▶ _Stated task_
Identify and reproduce every line holding the string "question".

BEGIN Input material

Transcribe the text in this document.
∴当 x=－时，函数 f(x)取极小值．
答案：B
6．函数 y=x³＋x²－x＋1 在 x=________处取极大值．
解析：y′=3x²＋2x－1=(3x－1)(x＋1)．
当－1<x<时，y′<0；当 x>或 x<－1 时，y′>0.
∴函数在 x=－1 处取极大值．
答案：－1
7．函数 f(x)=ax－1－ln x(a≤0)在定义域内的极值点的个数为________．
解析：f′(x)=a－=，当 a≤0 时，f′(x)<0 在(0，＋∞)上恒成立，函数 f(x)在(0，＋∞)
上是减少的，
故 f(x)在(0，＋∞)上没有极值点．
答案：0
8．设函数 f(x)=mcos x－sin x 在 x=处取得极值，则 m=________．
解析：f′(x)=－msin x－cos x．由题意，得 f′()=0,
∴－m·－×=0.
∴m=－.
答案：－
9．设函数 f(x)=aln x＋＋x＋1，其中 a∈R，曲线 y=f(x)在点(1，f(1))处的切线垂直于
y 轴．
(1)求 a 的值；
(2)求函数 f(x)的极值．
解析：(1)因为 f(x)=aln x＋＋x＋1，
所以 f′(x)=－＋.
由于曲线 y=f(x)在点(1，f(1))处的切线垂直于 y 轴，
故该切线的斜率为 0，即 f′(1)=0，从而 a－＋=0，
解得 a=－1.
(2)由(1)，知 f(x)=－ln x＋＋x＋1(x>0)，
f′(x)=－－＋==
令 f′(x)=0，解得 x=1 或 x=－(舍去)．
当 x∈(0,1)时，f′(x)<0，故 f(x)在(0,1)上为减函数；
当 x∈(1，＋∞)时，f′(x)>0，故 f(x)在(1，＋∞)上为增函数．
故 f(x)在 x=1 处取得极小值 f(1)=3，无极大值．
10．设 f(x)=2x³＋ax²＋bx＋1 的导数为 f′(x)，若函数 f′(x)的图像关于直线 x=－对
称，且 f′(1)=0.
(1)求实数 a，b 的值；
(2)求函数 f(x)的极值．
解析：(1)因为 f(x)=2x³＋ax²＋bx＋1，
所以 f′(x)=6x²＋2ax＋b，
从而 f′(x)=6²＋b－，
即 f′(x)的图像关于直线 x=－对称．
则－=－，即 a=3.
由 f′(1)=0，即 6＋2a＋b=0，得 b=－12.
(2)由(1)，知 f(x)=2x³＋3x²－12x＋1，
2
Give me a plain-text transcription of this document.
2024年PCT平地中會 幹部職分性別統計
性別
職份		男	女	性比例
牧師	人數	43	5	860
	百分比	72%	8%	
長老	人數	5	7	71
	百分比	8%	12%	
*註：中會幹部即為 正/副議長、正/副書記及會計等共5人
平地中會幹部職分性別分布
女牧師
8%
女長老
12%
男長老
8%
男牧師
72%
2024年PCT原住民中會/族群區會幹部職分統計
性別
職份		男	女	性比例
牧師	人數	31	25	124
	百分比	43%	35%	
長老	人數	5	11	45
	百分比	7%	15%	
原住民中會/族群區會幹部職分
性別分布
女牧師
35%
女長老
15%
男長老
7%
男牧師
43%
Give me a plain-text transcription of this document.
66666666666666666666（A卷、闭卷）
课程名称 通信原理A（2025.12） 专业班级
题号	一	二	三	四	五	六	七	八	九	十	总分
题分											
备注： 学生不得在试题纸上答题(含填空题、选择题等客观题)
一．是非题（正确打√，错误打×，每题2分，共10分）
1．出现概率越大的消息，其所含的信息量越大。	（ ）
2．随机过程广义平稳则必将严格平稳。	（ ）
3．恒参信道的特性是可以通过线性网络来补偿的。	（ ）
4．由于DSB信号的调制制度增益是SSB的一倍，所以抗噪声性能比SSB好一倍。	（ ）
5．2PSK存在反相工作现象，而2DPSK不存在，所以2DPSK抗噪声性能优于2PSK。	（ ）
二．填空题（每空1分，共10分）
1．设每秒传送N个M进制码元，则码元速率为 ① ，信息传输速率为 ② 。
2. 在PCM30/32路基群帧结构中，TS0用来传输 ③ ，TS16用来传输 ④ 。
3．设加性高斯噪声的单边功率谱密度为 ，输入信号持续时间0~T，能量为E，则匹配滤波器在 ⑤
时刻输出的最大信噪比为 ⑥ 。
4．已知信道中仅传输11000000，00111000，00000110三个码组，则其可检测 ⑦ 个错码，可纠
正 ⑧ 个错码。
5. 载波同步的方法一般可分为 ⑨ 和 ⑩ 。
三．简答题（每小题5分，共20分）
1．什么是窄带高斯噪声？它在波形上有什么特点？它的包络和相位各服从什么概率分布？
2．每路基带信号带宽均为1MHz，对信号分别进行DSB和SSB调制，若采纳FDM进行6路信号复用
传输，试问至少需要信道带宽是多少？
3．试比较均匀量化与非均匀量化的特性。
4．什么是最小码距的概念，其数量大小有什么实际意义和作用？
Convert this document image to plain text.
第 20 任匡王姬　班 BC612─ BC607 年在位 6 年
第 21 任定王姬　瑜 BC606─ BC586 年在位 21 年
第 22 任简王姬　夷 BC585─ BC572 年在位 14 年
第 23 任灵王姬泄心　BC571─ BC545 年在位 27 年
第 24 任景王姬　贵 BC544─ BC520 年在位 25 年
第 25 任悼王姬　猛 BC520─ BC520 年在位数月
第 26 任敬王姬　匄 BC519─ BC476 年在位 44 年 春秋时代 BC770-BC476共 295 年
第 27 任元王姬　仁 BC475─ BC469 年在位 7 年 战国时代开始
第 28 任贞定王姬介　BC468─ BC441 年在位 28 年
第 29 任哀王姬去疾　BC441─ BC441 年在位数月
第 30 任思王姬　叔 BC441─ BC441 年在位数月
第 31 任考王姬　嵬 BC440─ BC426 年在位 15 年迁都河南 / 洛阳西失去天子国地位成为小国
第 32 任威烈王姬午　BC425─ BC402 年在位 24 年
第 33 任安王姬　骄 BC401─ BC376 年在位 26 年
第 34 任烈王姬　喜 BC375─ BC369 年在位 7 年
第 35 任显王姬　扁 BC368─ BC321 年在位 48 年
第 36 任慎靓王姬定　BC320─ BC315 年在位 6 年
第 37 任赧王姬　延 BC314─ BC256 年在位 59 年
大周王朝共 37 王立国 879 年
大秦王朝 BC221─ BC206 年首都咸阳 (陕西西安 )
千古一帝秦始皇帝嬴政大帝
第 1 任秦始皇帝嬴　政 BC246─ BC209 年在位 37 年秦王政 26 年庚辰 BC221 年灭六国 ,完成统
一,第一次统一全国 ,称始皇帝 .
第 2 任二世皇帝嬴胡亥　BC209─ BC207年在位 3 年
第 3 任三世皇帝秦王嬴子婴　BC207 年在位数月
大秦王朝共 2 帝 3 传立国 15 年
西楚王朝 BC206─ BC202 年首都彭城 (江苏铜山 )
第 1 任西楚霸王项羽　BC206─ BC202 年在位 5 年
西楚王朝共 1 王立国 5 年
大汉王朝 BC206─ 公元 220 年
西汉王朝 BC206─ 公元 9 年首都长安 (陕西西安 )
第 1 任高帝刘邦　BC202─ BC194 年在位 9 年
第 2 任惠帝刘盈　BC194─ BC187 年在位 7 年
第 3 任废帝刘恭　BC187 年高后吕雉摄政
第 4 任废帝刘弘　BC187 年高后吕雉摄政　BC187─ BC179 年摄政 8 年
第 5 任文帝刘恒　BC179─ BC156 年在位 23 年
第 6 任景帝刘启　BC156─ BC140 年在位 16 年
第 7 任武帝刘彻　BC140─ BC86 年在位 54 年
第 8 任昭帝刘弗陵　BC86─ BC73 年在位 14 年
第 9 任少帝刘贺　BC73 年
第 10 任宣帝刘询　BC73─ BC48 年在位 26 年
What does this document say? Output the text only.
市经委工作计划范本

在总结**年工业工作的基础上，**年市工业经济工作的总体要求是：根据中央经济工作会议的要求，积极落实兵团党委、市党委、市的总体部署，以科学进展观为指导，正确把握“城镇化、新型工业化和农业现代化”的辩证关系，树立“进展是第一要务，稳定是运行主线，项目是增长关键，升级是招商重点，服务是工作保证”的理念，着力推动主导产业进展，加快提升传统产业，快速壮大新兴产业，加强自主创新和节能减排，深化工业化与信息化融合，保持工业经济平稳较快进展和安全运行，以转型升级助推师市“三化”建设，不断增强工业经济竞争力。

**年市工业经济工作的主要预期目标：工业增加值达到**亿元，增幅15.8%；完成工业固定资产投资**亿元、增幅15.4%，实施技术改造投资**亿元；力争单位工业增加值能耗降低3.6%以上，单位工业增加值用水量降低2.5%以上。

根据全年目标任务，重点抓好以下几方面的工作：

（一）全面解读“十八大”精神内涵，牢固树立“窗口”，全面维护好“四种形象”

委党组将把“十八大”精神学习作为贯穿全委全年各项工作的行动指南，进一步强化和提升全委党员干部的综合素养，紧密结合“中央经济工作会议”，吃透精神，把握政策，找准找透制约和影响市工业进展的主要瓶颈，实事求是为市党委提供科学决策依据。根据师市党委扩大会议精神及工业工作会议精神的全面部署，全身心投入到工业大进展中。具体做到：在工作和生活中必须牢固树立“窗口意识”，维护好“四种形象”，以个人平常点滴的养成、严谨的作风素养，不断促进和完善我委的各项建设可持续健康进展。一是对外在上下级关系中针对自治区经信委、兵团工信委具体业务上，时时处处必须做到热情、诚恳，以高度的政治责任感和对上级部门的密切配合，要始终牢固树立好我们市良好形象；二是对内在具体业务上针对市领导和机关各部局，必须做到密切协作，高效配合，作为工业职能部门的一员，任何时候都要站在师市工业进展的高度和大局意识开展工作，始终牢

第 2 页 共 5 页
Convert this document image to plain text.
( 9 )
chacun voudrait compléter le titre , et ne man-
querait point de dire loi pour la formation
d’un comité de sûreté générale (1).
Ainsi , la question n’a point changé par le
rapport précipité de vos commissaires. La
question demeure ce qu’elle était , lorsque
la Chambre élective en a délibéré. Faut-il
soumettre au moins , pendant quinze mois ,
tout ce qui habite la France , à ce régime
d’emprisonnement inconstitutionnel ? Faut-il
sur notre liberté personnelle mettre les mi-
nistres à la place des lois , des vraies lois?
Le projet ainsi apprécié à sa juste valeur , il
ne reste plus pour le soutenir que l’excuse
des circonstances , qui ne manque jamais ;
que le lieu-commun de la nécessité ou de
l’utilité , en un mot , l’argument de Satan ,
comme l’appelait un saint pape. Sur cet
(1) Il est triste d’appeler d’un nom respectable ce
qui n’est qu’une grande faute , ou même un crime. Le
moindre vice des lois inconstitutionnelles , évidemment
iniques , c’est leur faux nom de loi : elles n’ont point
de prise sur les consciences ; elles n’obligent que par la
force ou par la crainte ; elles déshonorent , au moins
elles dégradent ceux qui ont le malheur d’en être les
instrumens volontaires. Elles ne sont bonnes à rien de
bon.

END Input material

▶ _Task result_
Ainsi , la question n’a point changé par le
question demeure ce qu’elle était , lorsque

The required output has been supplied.